# Exercise
Repeat the span of the entries below that starts at the line with "Give me the" and ends at the line with "Output a JSON", nothing more. Skip the pictures.

Excerpted data start

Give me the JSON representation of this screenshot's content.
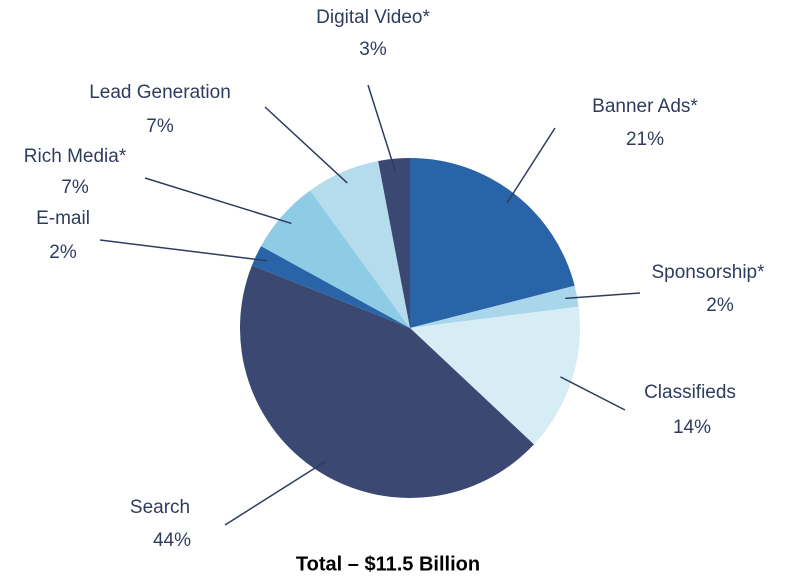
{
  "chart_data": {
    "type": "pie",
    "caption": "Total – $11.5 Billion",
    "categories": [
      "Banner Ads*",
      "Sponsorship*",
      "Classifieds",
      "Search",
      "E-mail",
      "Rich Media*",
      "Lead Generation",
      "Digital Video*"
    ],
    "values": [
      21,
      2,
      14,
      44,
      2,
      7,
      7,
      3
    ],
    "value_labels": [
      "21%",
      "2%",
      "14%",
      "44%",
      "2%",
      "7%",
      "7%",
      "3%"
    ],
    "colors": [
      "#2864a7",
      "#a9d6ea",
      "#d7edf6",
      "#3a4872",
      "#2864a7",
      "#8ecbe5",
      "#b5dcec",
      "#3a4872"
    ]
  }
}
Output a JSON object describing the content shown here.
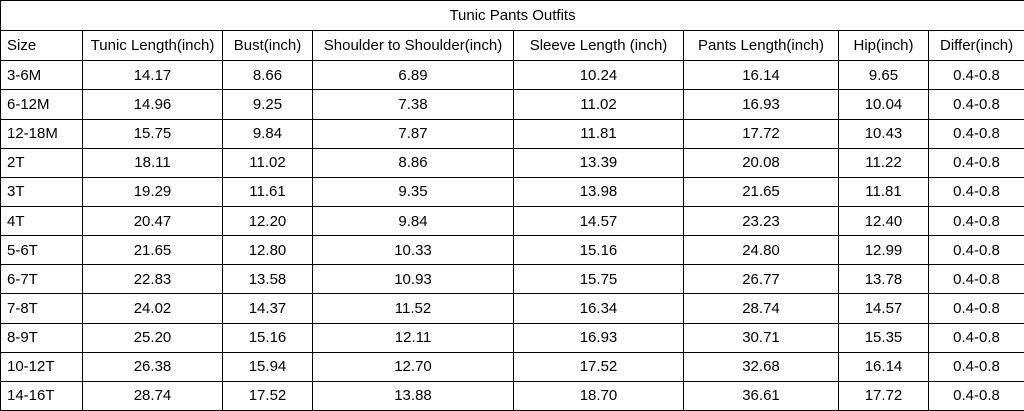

Excerpted data end
Excerpted data start

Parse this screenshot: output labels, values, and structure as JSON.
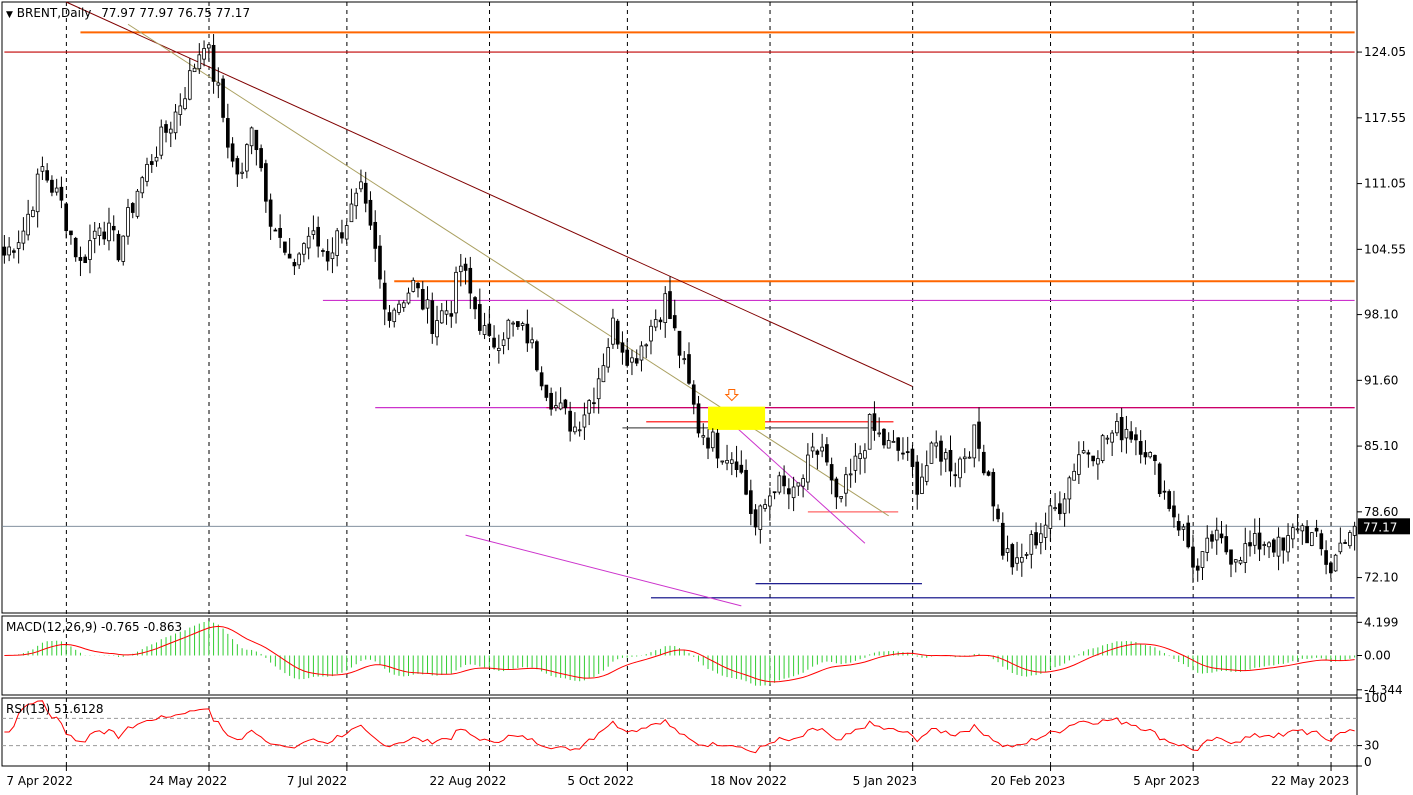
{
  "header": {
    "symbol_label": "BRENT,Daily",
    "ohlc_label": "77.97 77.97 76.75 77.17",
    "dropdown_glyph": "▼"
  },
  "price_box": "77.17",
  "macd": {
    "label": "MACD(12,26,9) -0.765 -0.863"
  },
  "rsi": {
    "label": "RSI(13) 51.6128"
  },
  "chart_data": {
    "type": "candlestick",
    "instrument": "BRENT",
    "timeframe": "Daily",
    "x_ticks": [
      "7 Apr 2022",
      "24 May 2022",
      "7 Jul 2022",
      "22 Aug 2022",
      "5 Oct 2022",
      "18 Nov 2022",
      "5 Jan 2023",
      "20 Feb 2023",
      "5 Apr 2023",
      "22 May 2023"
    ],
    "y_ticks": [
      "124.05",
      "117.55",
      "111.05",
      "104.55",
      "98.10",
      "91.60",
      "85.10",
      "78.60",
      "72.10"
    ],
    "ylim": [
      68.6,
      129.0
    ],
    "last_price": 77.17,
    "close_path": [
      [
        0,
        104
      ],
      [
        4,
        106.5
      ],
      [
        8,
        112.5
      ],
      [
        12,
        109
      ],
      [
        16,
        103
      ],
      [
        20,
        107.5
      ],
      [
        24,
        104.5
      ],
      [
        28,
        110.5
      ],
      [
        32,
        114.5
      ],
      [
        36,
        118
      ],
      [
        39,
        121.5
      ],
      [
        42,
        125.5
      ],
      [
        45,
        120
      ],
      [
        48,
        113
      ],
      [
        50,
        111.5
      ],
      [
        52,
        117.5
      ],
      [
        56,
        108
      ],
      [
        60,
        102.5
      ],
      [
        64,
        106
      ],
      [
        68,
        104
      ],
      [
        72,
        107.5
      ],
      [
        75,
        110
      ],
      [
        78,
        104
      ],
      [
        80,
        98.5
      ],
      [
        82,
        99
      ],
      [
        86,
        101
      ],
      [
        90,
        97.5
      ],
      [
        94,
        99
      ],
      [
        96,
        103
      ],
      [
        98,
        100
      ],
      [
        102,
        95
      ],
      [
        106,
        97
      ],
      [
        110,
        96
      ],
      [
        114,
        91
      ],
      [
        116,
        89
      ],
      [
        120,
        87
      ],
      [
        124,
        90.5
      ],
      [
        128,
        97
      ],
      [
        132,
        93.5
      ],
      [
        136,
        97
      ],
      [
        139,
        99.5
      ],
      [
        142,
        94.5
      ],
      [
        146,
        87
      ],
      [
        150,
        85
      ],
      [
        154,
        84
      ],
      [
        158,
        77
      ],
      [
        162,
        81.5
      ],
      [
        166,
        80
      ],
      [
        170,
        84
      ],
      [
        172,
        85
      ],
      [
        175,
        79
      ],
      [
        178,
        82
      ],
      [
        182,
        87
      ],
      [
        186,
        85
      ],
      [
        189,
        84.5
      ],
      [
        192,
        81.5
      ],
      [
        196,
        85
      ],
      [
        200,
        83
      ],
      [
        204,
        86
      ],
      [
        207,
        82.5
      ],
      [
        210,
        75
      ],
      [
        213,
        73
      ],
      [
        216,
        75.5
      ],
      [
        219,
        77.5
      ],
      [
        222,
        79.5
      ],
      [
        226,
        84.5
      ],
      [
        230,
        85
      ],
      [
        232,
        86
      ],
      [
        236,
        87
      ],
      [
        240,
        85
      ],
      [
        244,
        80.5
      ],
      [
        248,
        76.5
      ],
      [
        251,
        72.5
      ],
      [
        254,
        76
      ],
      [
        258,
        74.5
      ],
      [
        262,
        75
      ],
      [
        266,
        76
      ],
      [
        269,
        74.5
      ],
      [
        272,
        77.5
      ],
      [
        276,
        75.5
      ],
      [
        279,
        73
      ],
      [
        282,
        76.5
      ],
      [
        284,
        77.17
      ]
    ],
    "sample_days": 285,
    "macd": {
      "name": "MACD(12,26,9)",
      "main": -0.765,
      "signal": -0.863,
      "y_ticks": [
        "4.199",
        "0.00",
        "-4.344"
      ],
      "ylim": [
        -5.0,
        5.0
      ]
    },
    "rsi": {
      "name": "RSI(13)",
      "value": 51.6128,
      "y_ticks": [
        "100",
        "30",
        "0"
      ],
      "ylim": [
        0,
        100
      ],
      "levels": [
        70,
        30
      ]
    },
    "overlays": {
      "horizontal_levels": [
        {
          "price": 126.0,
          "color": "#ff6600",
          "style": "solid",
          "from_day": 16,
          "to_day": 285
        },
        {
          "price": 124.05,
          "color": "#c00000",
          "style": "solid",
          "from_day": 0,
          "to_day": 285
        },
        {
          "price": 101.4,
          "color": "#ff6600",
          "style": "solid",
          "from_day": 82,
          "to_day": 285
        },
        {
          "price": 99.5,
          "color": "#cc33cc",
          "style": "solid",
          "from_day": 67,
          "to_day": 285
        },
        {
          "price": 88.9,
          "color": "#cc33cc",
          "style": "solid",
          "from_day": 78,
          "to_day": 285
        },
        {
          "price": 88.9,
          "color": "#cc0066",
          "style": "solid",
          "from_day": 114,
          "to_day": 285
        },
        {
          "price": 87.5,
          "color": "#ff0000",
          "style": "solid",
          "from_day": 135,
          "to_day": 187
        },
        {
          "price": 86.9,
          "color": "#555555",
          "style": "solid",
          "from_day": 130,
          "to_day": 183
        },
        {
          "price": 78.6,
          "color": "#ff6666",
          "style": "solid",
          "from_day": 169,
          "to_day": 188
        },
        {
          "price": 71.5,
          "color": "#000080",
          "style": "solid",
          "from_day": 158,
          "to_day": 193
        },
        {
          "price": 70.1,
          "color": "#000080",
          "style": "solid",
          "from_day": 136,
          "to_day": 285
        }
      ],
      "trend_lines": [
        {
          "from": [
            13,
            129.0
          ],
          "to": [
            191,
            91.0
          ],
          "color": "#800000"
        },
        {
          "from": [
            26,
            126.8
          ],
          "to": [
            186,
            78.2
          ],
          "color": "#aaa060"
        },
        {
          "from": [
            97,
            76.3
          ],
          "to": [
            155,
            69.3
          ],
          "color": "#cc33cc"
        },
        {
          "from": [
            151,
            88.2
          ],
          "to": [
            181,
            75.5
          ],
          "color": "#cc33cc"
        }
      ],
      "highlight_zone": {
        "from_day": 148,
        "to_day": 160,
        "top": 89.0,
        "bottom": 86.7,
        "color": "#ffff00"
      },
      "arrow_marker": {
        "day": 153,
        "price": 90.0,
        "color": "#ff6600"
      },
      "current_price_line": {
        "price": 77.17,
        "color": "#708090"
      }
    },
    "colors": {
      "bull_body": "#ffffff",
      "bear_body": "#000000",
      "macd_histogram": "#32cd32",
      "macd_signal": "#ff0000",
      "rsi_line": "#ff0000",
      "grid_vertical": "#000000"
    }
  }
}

Excerpted data end

# Expected answer
Give me the JSON representation of this screenshot's content.
{
  "chart_data": {
    "type": "pie",
    "caption": "Total – $11.5 Billion",
    "categories": [
      "Banner Ads*",
      "Sponsorship*",
      "Classifieds",
      "Search",
      "E-mail",
      "Rich Media*",
      "Lead Generation",
      "Digital Video*"
    ],
    "values": [
      21,
      2,
      14,
      44,
      2,
      7,
      7,
      3
    ],
    "value_labels": [
      "21%",
      "2%",
      "14%",
      "44%",
      "2%",
      "7%",
      "7%",
      "3%"
    ],
    "colors": [
      "#2864a7",
      "#a9d6ea",
      "#d7edf6",
      "#3a4872",
      "#2864a7",
      "#8ecbe5",
      "#b5dcec",
      "#3a4872"
    ]
  }
}
Output a JSON object describing the content shown here.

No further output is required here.